== DATA TO PROCESS ==

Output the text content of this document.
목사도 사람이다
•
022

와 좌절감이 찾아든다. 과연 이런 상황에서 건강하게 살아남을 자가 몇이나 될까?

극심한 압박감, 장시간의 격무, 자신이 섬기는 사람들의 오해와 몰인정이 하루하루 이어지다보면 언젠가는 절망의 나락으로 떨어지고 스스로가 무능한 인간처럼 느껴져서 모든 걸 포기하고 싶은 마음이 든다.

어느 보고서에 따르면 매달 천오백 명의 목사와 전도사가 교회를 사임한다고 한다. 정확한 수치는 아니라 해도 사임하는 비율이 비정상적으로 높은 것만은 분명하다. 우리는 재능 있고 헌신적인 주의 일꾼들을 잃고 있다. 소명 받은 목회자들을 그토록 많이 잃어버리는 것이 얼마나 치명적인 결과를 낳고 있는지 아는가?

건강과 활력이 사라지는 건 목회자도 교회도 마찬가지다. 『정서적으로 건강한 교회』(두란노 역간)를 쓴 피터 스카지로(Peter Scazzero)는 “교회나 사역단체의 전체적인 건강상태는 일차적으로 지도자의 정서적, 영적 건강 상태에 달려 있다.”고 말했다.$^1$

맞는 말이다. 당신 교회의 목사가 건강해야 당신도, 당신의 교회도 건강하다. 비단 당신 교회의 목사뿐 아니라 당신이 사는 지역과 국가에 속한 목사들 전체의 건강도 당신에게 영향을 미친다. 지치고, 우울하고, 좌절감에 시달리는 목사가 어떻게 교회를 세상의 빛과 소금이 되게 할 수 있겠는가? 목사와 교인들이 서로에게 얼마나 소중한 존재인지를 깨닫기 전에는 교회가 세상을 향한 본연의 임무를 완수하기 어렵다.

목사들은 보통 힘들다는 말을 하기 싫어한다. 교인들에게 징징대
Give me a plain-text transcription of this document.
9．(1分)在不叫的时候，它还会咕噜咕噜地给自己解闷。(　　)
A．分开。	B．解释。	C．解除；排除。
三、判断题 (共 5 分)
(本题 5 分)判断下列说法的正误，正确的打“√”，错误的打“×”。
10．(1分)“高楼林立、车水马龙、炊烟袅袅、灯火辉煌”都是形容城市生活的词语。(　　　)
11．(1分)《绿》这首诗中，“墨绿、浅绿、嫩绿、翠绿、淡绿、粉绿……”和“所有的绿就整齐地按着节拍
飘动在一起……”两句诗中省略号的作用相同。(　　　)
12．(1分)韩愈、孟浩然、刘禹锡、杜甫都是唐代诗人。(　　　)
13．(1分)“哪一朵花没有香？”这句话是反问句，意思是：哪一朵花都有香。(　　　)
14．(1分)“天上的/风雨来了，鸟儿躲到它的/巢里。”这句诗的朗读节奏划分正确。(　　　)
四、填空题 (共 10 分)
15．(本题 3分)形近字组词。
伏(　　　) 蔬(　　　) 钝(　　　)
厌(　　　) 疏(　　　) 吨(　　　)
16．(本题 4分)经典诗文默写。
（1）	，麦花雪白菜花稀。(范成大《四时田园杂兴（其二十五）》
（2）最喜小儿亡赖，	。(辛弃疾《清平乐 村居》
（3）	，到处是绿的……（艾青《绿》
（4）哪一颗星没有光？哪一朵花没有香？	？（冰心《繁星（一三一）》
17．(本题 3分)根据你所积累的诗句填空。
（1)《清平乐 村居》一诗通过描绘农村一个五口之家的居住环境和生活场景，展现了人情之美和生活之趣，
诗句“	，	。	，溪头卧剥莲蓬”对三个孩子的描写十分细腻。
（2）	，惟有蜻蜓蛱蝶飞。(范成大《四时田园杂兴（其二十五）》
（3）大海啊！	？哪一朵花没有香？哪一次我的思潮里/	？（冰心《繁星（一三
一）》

== WORK TO COMPLETE ==
Pick every line with "其二十五" in it and copy it.

== SOLUTION ==
（1）	，麦花雪白菜花稀。(范成大《四时田园杂兴（其二十五）》
（2）	，惟有蜻蜓蛱蝶飞。(范成大《四时田园杂兴（其二十五）》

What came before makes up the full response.